___ Excerpted records

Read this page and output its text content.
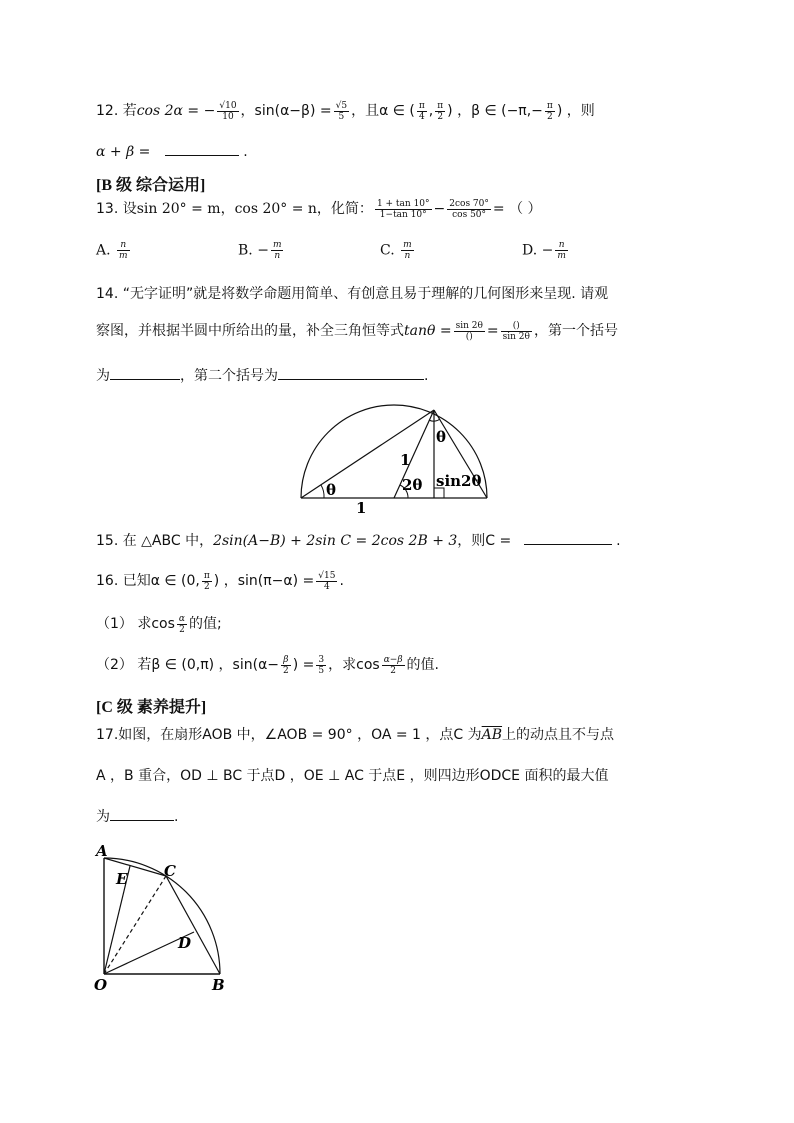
12. 若cos 2α = − $\frac{√10}{10}$ ，$\sin(\alpha-\beta) = \frac{√5}{5}$ ，且α ∈ ( $\frac{\pi}{4}$ , $\frac{\pi}{2}$ ) ，β ∈ ($-\pi,- \frac{\pi}{2}$ ) ，则
α + β =	.
[B 级 综合运用]
13. 设sin 20° = m，cos 20° = n，化简： $\frac{1 + \tan 10^\circ}{1-\tan 10^\circ} - \frac{2\cos 70^\circ}{\cos 50^\circ}$ = （ ）
A. $\frac{n}{m}$	B. − $\frac{m}{n}$	C. $\frac{m}{n}$	D. − $\frac{n}{m}$
14. “无字证明”就是将数学命题用简单、有创意且易于理解的几何图形来呈现. 请观
察图，并根据半圆中所给出的量，补全三角恒等式$\tan\theta = \frac{\sin 2\theta}{()} = \frac{()}{\sin 2\theta}$ ，第一个括号
为	，第二个括号为	.
θ
1
1
2θ sin2θ
θ
15. 在 △ABC 中，2sin(A−B) + 2sin C = 2cos 2B + 3，则C =	.
16. 已知α ∈ (0, $\frac{\pi}{2}$ ) ，$\sin(\pi-\alpha) = \frac{√15}{4}$ .
（1） 求$\cos \frac{\alpha}{2}$ 的值;
（2） 若β ∈ (0,π) ，$\sin(\alpha- \frac{\beta}{2}$ ) = $\frac{3}{5}$ ，求$\cos \frac{\alpha-\beta}{2}$ 的值.
[C 级 素养提升]
17.如图，在扇形AOB 中，∠AOB = 90° ，OA = 1 ，点C 为$\overline{AB}$上的动点且不与点
A ，B 重合，OD ⊥ BC 于点D ，OE ⊥ AC 于点E ，则四边形ODCE 面积的最大值
为	.
A
E C
D
O	B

______

# [Short task]
Take the listing above and restate it word for word, without its pictures.

# [The solution]
Read this page and output its text content.
12. 若cos 2α = − $\frac{√10}{10}$ ，$\sin(\alpha-\beta) = \frac{√5}{5}$ ，且α ∈ ( $\frac{\pi}{4}$ , $\frac{\pi}{2}$ ) ，β ∈ ($-\pi,- \frac{\pi}{2}$ ) ，则
α + β =	.
[B 级 综合运用]
13. 设sin 20° = m，cos 20° = n，化简： $\frac{1 + \tan 10^\circ}{1-\tan 10^\circ} - \frac{2\cos 70^\circ}{\cos 50^\circ}$ = （ ）
A. $\frac{n}{m}$	B. − $\frac{m}{n}$	C. $\frac{m}{n}$	D. − $\frac{n}{m}$
14. “无字证明”就是将数学命题用简单、有创意且易于理解的几何图形来呈现. 请观
察图，并根据半圆中所给出的量，补全三角恒等式$\tan\theta = \frac{\sin 2\theta}{()} = \frac{()}{\sin 2\theta}$ ，第一个括号
为	，第二个括号为	.
θ
1
1
2θ sin2θ
θ
15. 在 △ABC 中，2sin(A−B) + 2sin C = 2cos 2B + 3，则C =	.
16. 已知α ∈ (0, $\frac{\pi}{2}$ ) ，$\sin(\pi-\alpha) = \frac{√15}{4}$ .
（1） 求$\cos \frac{\alpha}{2}$ 的值;
（2） 若β ∈ (0,π) ，$\sin(\alpha- \frac{\beta}{2}$ ) = $\frac{3}{5}$ ，求$\cos \frac{\alpha-\beta}{2}$ 的值.
[C 级 素养提升]
17.如图，在扇形AOB 中，∠AOB = 90° ，OA = 1 ，点C 为$\overline{AB}$上的动点且不与点
A ，B 重合，OD ⊥ BC 于点D ，OE ⊥ AC 于点E ，则四边形ODCE 面积的最大值
为	.
A
E C
D
O	B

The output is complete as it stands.